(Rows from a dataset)

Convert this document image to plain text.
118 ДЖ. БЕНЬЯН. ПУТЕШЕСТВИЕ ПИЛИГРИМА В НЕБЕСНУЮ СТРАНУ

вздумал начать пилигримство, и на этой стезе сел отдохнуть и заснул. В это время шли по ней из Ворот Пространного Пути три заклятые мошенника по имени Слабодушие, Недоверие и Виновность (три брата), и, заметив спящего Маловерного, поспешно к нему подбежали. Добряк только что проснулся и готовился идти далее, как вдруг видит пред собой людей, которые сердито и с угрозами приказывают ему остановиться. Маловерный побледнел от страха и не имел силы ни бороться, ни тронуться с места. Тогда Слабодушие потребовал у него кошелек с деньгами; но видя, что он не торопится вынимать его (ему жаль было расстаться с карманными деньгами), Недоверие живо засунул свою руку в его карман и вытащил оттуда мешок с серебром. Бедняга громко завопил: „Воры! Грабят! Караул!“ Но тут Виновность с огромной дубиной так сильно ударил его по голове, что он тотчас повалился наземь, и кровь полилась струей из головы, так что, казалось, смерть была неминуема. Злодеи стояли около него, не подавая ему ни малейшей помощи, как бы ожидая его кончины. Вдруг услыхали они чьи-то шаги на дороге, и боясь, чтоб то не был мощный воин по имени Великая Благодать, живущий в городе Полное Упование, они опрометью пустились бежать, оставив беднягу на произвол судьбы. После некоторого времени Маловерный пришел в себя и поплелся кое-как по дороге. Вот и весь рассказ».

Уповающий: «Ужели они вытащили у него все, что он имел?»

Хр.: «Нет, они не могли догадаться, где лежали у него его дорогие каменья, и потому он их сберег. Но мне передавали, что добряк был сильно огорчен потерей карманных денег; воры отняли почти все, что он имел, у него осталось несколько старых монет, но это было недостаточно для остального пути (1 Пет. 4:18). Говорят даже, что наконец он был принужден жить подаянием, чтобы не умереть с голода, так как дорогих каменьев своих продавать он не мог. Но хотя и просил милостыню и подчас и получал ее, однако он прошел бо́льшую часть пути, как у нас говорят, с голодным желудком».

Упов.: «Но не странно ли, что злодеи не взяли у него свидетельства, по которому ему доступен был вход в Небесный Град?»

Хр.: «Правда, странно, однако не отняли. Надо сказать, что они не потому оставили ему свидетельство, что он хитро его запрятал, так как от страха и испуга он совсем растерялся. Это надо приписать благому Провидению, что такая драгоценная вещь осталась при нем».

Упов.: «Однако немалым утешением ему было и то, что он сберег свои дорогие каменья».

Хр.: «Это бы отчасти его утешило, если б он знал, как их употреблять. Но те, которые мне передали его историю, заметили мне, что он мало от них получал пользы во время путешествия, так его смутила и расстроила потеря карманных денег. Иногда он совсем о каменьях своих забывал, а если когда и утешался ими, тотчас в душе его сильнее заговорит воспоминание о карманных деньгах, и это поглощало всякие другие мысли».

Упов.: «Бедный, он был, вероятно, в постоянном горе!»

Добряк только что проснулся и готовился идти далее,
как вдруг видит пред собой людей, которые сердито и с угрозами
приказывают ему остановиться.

- Exercise task
Print the entries exactly. Include every one.

- Task solution
Convert this document image to plain text.
118 ДЖ. БЕНЬЯН. ПУТЕШЕСТВИЕ ПИЛИГРИМА В НЕБЕСНУЮ СТРАНУ

вздумал начать пилигримство, и на этой стезе сел отдохнуть и заснул. В это время шли по ней из Ворот Пространного Пути три заклятые мошенника по имени Слабодушие, Недоверие и Виновность (три брата), и, заметив спящего Маловерного, поспешно к нему подбежали. Добряк только что проснулся и готовился идти далее, как вдруг видит пред собой людей, которые сердито и с угрозами приказывают ему остановиться. Маловерный побледнел от страха и не имел силы ни бороться, ни тронуться с места. Тогда Слабодушие потребовал у него кошелек с деньгами; но видя, что он не торопится вынимать его (ему жаль было расстаться с карманными деньгами), Недоверие живо засунул свою руку в его карман и вытащил оттуда мешок с серебром. Бедняга громко завопил: „Воры! Грабят! Караул!“ Но тут Виновность с огромной дубиной так сильно ударил его по голове, что он тотчас повалился наземь, и кровь полилась струей из головы, так что, казалось, смерть была неминуема. Злодеи стояли около него, не подавая ему ни малейшей помощи, как бы ожидая его кончины. Вдруг услыхали они чьи-то шаги на дороге, и боясь, чтоб то не был мощный воин по имени Великая Благодать, живущий в городе Полное Упование, они опрометью пустились бежать, оставив беднягу на произвол судьбы. После некоторого времени Маловерный пришел в себя и поплелся кое-как по дороге. Вот и весь рассказ».

Уповающий: «Ужели они вытащили у него все, что он имел?»

Хр.: «Нет, они не могли догадаться, где лежали у него его дорогие каменья, и потому он их сберег. Но мне передавали, что добряк был сильно огорчен потерей карманных денег; воры отняли почти все, что он имел, у него осталось несколько старых монет, но это было недостаточно для остального пути (1 Пет. 4:18). Говорят даже, что наконец он был принужден жить подаянием, чтобы не умереть с голода, так как дорогих каменьев своих продавать он не мог. Но хотя и просил милостыню и подчас и получал ее, однако он прошел бо́льшую часть пути, как у нас говорят, с голодным желудком».

Упов.: «Но не странно ли, что злодеи не взяли у него свидетельства, по которому ему доступен был вход в Небесный Град?»

Хр.: «Правда, странно, однако не отняли. Надо сказать, что они не потому оставили ему свидетельство, что он хитро его запрятал, так как от страха и испуга он совсем растерялся. Это надо приписать благому Провидению, что такая драгоценная вещь осталась при нем».

Упов.: «Однако немалым утешением ему было и то, что он сберег свои дорогие каменья».

Хр.: «Это бы отчасти его утешило, если б он знал, как их употреблять. Но те, которые мне передали его историю, заметили мне, что он мало от них получал пользы во время путешествия, так его смутила и расстроила потеря карманных денег. Иногда он совсем о каменьях своих забывал, а если когда и утешался ими, тотчас в душе его сильнее заговорит воспоминание о карманных деньгах, и это поглощало всякие другие мысли».

Упов.: «Бедный, он был, вероятно, в постоянном горе!»

Добряк только что проснулся и готовился идти далее,
как вдруг видит пред собой людей, которые сердито и с угрозами
приказывают ему остановиться.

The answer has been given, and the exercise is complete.